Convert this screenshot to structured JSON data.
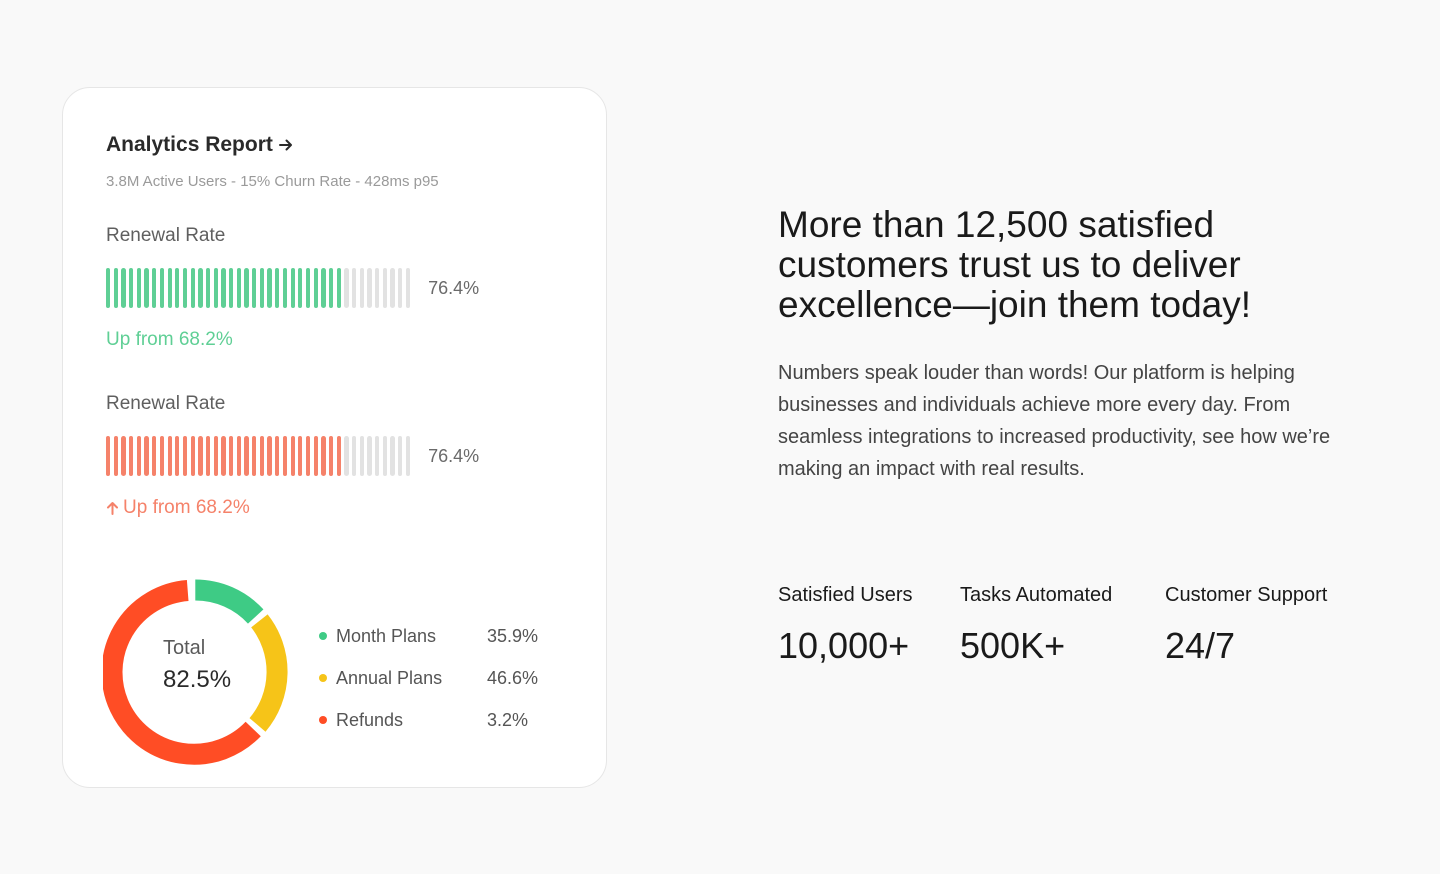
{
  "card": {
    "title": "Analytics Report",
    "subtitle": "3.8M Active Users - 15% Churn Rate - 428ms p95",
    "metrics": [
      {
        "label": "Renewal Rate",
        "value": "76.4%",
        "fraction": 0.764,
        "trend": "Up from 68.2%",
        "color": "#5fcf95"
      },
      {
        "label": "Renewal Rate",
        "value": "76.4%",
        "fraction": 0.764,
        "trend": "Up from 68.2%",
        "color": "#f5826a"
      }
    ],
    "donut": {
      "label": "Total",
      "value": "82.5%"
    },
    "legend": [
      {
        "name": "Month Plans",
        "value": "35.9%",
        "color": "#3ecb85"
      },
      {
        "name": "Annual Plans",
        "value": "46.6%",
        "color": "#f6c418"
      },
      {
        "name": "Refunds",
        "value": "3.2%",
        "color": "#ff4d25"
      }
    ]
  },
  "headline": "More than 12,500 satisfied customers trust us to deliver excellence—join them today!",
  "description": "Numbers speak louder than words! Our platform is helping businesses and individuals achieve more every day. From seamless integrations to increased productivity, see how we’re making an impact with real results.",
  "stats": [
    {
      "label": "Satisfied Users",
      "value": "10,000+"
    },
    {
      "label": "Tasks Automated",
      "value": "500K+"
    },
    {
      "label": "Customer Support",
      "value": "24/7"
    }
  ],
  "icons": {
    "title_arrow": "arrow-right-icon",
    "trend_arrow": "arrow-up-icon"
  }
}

---

◆ **Problem to solve**
Every record must be copied exactly, with the pictures left out.

◆ **Problem solution**
Convert this screenshot to structured JSON data.
{
  "card": {
    "title": "Analytics Report",
    "subtitle": "3.8M Active Users - 15% Churn Rate - 428ms p95",
    "metrics": [
      {
        "label": "Renewal Rate",
        "value": "76.4%",
        "fraction": 0.764,
        "trend": "Up from 68.2%",
        "color": "#5fcf95"
      },
      {
        "label": "Renewal Rate",
        "value": "76.4%",
        "fraction": 0.764,
        "trend": "Up from 68.2%",
        "color": "#f5826a"
      }
    ],
    "donut": {
      "label": "Total",
      "value": "82.5%"
    },
    "legend": [
      {
        "name": "Month Plans",
        "value": "35.9%",
        "color": "#3ecb85"
      },
      {
        "name": "Annual Plans",
        "value": "46.6%",
        "color": "#f6c418"
      },
      {
        "name": "Refunds",
        "value": "3.2%",
        "color": "#ff4d25"
      }
    ]
  },
  "headline": "More than 12,500 satisfied customers trust us to deliver excellence—join them today!",
  "description": "Numbers speak louder than words! Our platform is helping businesses and individuals achieve more every day. From seamless integrations to increased productivity, see how we’re making an impact with real results.",
  "stats": [
    {
      "label": "Satisfied Users",
      "value": "10,000+"
    },
    {
      "label": "Tasks Automated",
      "value": "500K+"
    },
    {
      "label": "Customer Support",
      "value": "24/7"
    }
  ],
  "icons": {
    "title_arrow": "arrow-right-icon",
    "trend_arrow": "arrow-up-icon"
  }
}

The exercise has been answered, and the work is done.